[The task] Copy out every line of the records below without changing anything.

[begin Materials provided]

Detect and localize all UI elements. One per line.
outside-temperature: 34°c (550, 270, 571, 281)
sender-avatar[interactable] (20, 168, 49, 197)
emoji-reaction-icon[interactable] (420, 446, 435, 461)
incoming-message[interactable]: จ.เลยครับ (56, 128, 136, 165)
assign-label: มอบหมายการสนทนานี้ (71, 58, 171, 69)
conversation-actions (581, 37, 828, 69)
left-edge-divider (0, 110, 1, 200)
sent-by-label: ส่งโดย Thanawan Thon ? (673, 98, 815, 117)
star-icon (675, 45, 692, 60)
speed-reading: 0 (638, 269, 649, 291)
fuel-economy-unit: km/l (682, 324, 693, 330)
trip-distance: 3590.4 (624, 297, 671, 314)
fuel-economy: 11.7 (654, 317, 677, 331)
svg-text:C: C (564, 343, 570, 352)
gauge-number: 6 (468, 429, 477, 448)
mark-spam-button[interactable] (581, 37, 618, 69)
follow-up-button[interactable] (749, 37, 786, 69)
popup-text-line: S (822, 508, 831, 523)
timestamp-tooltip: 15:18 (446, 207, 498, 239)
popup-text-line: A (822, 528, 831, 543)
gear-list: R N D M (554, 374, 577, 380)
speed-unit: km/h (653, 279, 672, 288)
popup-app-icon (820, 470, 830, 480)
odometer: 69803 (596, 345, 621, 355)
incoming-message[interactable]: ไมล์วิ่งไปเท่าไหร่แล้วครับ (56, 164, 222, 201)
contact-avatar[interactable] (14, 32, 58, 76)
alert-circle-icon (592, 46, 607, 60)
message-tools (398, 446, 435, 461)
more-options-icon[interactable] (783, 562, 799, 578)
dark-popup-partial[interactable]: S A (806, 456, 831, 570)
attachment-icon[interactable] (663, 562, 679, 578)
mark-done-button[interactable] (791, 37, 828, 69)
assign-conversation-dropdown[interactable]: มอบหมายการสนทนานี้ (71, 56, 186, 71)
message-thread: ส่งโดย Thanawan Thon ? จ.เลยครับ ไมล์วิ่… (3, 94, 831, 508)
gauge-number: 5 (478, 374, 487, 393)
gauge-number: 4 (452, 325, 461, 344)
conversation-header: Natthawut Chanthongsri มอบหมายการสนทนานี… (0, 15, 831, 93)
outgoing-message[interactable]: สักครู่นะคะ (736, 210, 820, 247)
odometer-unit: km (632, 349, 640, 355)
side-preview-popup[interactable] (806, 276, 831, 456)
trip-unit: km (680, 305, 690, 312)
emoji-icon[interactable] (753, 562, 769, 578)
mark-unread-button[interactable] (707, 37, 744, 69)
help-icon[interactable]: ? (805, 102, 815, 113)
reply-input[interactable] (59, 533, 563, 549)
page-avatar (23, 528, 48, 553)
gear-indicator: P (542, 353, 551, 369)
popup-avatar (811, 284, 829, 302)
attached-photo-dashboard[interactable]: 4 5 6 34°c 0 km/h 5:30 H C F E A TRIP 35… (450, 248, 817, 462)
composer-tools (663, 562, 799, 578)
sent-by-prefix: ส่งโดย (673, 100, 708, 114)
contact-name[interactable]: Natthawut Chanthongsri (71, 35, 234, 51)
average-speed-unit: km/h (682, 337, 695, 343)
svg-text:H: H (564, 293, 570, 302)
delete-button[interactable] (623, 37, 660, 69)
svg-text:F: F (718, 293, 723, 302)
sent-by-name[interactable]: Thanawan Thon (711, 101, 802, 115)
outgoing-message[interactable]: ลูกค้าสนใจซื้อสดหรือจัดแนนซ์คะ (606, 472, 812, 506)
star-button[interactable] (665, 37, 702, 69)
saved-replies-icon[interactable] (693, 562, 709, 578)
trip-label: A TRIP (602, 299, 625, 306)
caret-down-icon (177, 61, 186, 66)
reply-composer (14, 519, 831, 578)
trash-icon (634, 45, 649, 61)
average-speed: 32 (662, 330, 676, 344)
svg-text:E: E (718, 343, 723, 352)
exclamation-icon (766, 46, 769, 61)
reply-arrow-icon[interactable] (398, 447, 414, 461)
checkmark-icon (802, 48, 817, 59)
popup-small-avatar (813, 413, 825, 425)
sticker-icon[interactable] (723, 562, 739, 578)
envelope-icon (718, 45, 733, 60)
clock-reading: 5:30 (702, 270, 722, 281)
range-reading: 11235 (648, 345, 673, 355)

[end Materials provided]

[Written reply]
Detect and localize all UI elements. One per line.
outside-temperature: 34°c (550, 270, 571, 281)
sender-avatar[interactable] (20, 168, 49, 197)
emoji-reaction-icon[interactable] (420, 446, 435, 461)
incoming-message[interactable]: จ.เลยครับ (56, 128, 136, 165)
assign-label: มอบหมายการสนทนานี้ (71, 58, 171, 69)
conversation-actions (581, 37, 828, 69)
left-edge-divider (0, 110, 1, 200)
sent-by-label: ส่งโดย Thanawan Thon ? (673, 98, 815, 117)
star-icon (675, 45, 692, 60)
speed-reading: 0 (638, 269, 649, 291)
fuel-economy-unit: km/l (682, 324, 693, 330)
trip-distance: 3590.4 (624, 297, 671, 314)
fuel-economy: 11.7 (654, 317, 677, 331)
svg-text:C: C (564, 343, 570, 352)
gauge-number: 6 (468, 429, 477, 448)
mark-spam-button[interactable] (581, 37, 618, 69)
follow-up-button[interactable] (749, 37, 786, 69)
popup-text-line: S (822, 508, 831, 523)
timestamp-tooltip: 15:18 (446, 207, 498, 239)
popup-text-line: A (822, 528, 831, 543)
gear-list: R N D M (554, 374, 577, 380)
speed-unit: km/h (653, 279, 672, 288)
popup-app-icon (820, 470, 830, 480)
odometer: 69803 (596, 345, 621, 355)
incoming-message[interactable]: ไมล์วิ่งไปเท่าไหร่แล้วครับ (56, 164, 222, 201)
contact-avatar[interactable] (14, 32, 58, 76)
alert-circle-icon (592, 46, 607, 60)
message-tools (398, 446, 435, 461)
more-options-icon[interactable] (783, 562, 799, 578)
dark-popup-partial[interactable]: S A (806, 456, 831, 570)
attachment-icon[interactable] (663, 562, 679, 578)
mark-done-button[interactable] (791, 37, 828, 69)
assign-conversation-dropdown[interactable]: มอบหมายการสนทนานี้ (71, 56, 186, 71)
message-thread: ส่งโดย Thanawan Thon ? จ.เลยครับ ไมล์วิ่… (3, 94, 831, 508)
gauge-number: 5 (478, 374, 487, 393)
gauge-number: 4 (452, 325, 461, 344)
conversation-header: Natthawut Chanthongsri มอบหมายการสนทนานี… (0, 15, 831, 93)
outgoing-message[interactable]: สักครู่นะคะ (736, 210, 820, 247)
odometer-unit: km (632, 349, 640, 355)
side-preview-popup[interactable] (806, 276, 831, 456)
trip-unit: km (680, 305, 690, 312)
emoji-icon[interactable] (753, 562, 769, 578)
mark-unread-button[interactable] (707, 37, 744, 69)
help-icon[interactable]: ? (805, 102, 815, 113)
reply-input[interactable] (59, 533, 563, 549)
page-avatar (23, 528, 48, 553)
gear-indicator: P (542, 353, 551, 369)
popup-avatar (811, 284, 829, 302)
attached-photo-dashboard[interactable]: 4 5 6 34°c 0 km/h 5:30 H C F E A TRIP 35… (450, 248, 817, 462)
composer-tools (663, 562, 799, 578)
sent-by-prefix: ส่งโดย (673, 100, 708, 114)
contact-name[interactable]: Natthawut Chanthongsri (71, 35, 234, 51)
average-speed-unit: km/h (682, 337, 695, 343)
svg-text:H: H (564, 293, 570, 302)
delete-button[interactable] (623, 37, 660, 69)
svg-text:F: F (718, 293, 723, 302)
sent-by-name[interactable]: Thanawan Thon (711, 101, 802, 115)
outgoing-message[interactable]: ลูกค้าสนใจซื้อสดหรือจัดแนนซ์คะ (606, 472, 812, 506)
star-button[interactable] (665, 37, 702, 69)
saved-replies-icon[interactable] (693, 562, 709, 578)
trip-label: A TRIP (602, 299, 625, 306)
caret-down-icon (177, 61, 186, 66)
reply-composer (14, 519, 831, 578)
trash-icon (634, 45, 649, 61)
average-speed: 32 (662, 330, 676, 344)
svg-text:E: E (718, 343, 723, 352)
exclamation-icon (766, 46, 769, 61)
reply-arrow-icon[interactable] (398, 447, 414, 461)
checkmark-icon (802, 48, 817, 59)
popup-small-avatar (813, 413, 825, 425)
sticker-icon[interactable] (723, 562, 739, 578)
envelope-icon (718, 45, 733, 60)
clock-reading: 5:30 (702, 270, 722, 281)
range-reading: 11235 (648, 345, 673, 355)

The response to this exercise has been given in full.